From the entries below, gather each line containing the word "against".

Dataset rows:
=-=-=
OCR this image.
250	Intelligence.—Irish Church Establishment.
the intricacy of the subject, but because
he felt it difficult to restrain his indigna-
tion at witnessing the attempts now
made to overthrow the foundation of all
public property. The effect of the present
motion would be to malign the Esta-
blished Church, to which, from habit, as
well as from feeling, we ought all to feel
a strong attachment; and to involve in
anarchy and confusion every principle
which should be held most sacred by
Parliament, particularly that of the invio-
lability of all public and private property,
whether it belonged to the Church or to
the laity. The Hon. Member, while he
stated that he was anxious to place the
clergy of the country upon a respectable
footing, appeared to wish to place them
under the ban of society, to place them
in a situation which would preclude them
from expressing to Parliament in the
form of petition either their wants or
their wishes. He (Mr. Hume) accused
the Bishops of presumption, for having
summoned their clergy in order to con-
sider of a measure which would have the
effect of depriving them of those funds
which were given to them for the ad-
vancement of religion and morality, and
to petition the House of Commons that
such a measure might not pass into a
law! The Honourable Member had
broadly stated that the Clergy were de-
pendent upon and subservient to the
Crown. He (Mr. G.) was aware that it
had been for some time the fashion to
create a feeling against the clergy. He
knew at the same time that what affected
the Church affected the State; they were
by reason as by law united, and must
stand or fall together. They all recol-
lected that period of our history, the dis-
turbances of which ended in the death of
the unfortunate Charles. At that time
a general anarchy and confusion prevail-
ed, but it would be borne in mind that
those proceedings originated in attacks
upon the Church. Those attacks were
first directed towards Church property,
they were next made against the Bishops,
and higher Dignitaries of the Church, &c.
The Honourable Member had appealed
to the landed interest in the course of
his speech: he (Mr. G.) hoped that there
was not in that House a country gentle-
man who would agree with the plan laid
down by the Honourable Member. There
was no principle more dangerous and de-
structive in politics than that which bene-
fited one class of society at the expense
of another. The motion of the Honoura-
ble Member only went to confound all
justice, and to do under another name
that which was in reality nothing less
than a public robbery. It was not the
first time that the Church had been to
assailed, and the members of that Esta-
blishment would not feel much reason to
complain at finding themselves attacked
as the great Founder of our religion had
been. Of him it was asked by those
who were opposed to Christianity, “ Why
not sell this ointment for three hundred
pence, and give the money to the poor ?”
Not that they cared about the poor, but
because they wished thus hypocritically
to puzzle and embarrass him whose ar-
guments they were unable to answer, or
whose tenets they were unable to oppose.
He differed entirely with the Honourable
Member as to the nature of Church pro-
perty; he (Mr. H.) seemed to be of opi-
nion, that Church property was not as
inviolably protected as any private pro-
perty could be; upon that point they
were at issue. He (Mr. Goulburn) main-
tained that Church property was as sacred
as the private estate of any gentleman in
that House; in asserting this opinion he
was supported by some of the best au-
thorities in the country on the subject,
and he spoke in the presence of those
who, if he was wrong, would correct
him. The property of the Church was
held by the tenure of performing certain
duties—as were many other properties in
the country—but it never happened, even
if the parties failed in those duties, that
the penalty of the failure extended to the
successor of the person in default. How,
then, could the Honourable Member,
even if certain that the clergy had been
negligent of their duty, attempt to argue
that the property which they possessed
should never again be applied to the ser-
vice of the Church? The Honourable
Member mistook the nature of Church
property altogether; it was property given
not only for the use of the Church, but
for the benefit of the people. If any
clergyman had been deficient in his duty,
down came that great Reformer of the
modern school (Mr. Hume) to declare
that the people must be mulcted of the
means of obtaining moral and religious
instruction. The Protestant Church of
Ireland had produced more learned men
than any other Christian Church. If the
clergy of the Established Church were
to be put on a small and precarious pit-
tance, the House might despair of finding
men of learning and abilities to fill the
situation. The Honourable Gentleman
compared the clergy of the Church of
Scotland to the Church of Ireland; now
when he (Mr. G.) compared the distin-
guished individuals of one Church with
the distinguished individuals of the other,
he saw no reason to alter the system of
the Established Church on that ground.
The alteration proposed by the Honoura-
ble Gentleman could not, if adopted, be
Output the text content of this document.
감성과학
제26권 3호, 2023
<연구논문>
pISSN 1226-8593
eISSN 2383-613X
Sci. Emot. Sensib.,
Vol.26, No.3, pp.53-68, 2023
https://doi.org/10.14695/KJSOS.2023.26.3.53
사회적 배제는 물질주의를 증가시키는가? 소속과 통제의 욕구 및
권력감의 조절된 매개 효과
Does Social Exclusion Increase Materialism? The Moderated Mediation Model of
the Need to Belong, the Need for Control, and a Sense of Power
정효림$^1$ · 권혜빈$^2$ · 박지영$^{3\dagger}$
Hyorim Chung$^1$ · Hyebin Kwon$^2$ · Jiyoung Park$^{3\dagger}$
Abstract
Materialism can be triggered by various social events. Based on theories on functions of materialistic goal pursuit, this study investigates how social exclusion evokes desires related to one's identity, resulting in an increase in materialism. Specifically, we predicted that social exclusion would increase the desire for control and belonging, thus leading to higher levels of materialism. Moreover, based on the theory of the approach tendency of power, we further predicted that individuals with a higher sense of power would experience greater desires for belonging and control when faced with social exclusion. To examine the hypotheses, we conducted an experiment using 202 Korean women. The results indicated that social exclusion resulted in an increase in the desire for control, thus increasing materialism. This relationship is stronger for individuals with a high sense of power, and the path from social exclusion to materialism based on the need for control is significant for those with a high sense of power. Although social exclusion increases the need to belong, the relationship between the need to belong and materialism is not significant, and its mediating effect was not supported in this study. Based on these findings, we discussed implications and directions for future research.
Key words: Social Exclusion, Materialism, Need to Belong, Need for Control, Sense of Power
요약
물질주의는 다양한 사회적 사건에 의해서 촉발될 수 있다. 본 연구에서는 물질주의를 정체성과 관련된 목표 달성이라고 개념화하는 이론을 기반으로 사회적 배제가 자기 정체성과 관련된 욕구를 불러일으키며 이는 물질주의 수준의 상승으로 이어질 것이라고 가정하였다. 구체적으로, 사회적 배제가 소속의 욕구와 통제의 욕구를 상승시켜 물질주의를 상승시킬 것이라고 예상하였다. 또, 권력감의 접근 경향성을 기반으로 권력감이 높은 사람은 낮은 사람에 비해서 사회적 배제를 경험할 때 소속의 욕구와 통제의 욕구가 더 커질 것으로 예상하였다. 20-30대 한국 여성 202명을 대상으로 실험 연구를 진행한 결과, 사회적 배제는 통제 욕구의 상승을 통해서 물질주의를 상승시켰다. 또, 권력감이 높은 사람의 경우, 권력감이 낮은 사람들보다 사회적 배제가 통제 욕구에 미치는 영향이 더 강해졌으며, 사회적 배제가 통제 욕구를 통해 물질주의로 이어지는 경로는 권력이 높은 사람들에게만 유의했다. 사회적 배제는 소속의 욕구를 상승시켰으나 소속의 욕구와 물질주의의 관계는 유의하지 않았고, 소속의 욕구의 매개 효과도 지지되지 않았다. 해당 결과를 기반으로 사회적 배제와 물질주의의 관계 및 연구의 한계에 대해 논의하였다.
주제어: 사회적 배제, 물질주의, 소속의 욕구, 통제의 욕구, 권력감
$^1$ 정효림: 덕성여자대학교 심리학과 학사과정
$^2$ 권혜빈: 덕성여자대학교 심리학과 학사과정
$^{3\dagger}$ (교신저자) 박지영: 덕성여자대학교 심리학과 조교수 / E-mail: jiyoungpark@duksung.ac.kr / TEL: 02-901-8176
=-=-=
Correct result:
create a feeling against the clergy. He
they were next made against the Bishops,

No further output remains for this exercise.